• **PROBLEM DESCRIPTION**: Copy out all of the material below, including the requests, and shift each bounding-box coordinate in the answers up by 27. Leave the pictures out.

[Element and coordinate records]
____
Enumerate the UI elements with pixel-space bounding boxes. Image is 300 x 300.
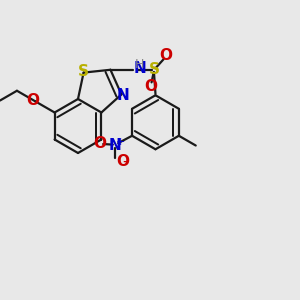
Text: O: O xyxy=(116,154,129,169)
Text: S: S xyxy=(148,62,160,77)
Text: N: N xyxy=(134,61,146,76)
Text: O: O xyxy=(94,136,107,151)
Text: N: N xyxy=(117,88,129,104)
Text: O: O xyxy=(145,79,158,94)
Text: N: N xyxy=(109,138,122,153)
Text: O: O xyxy=(160,49,172,64)
Text: +: + xyxy=(116,137,125,147)
Text: -: - xyxy=(122,154,127,169)
Text: H: H xyxy=(135,58,144,71)
Text: S: S xyxy=(78,64,89,79)
Text: O: O xyxy=(26,93,39,108)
____
• **SOLVED EXERCISE**:
Enumerate the UI elements with pixel-space bounding boxes. Image is 300 x 300.
Text: O: O xyxy=(143,181,156,196)
Text: S: S xyxy=(175,89,187,104)
Text: N: N xyxy=(161,88,173,103)
Text: O: O xyxy=(121,163,134,178)
Text: N: N xyxy=(144,115,156,131)
Text: O: O xyxy=(172,106,185,121)
Text: N: N xyxy=(136,165,149,180)
Text: O: O xyxy=(187,76,199,91)
Text: +: + xyxy=(143,164,152,174)
Text: -: - xyxy=(149,181,154,196)
Text: H: H xyxy=(162,85,171,98)
Text: S: S xyxy=(105,91,116,106)
Text: O: O xyxy=(53,120,66,135)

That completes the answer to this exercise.